What you will do » Look through the data for the string "学习目的明确". Copy every line where it is found.

— begin Entries supplied —

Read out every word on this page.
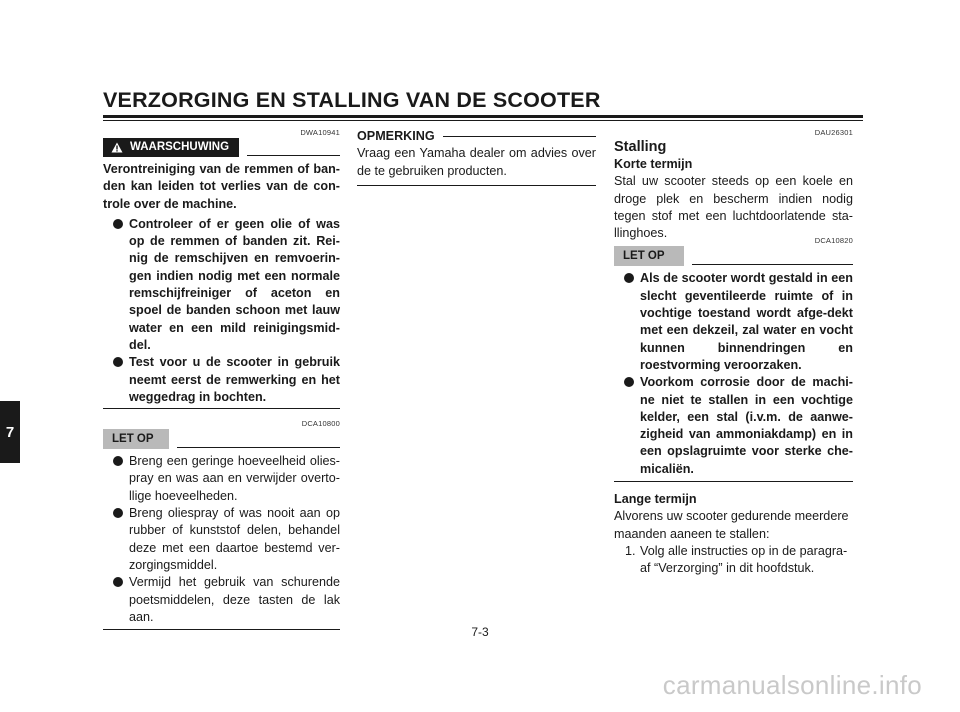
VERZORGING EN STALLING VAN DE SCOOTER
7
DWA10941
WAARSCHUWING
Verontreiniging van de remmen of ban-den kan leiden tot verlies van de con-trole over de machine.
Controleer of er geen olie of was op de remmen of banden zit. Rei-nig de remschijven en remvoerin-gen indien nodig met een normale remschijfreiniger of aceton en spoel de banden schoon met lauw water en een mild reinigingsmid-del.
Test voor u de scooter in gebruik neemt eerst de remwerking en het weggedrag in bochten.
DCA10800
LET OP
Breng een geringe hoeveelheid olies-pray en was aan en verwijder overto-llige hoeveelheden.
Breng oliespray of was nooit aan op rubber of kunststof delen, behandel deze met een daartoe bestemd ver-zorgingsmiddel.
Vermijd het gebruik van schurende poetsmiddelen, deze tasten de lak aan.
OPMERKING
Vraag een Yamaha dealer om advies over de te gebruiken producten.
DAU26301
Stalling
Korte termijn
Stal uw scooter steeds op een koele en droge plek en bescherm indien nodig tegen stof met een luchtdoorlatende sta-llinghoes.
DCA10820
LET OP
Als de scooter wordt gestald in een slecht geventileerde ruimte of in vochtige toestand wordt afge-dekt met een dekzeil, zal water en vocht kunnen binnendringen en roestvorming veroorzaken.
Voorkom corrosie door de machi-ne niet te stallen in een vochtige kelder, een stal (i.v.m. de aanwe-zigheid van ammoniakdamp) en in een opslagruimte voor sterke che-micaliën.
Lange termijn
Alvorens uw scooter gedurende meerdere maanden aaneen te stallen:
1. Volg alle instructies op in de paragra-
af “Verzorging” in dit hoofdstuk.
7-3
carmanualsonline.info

— end Entries supplied —
— begin Entries supplied —

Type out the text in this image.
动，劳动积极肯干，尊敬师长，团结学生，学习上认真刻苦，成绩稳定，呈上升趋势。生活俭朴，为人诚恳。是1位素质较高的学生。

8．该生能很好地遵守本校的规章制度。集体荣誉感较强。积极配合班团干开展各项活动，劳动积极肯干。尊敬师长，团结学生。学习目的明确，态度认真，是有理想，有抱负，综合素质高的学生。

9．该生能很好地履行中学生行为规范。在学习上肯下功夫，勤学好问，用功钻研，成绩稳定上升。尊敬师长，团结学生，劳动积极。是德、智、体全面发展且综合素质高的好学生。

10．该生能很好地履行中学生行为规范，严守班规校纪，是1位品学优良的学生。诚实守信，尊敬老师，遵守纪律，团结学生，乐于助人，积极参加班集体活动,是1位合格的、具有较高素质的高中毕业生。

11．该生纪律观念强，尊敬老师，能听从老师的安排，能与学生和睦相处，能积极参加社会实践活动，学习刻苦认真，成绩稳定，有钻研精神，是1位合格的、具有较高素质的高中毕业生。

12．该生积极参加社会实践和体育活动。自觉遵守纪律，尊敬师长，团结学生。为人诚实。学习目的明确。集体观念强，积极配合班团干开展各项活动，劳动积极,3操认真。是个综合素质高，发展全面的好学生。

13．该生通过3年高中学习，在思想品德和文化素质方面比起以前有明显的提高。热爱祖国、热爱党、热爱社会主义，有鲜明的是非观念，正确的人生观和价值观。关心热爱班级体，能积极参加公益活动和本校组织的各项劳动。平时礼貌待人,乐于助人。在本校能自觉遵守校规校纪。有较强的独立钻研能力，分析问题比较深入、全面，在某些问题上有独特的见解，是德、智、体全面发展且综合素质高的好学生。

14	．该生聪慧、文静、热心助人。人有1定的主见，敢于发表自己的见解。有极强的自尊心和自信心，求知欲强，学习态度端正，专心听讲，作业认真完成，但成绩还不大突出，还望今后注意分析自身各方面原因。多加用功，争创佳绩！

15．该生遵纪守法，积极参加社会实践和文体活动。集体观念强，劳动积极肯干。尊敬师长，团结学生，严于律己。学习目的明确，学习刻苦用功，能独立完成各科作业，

— end Entries supplied —

Problem solution »
8．该生能很好地遵守本校的规章制度。集体荣誉感较强。积极配合班团干开展各项活动，劳动积极肯干。尊敬师长，团结学生。学习目的明确，态度认真，是有理想，有抱负，综合素质高的学生。
12．该生积极参加社会实践和体育活动。自觉遵守纪律，尊敬师长，团结学生。为人诚实。学习目的明确。集体观念强，积极配合班团干开展各项活动，劳动积极,3操认真。是个综合素质高，发展全面的好学生。
15．该生遵纪守法，积极参加社会实践和文体活动。集体观念强，劳动积极肯干。尊敬师长，团结学生，严于律己。学习目的明确，学习刻苦用功，能独立完成各科作业，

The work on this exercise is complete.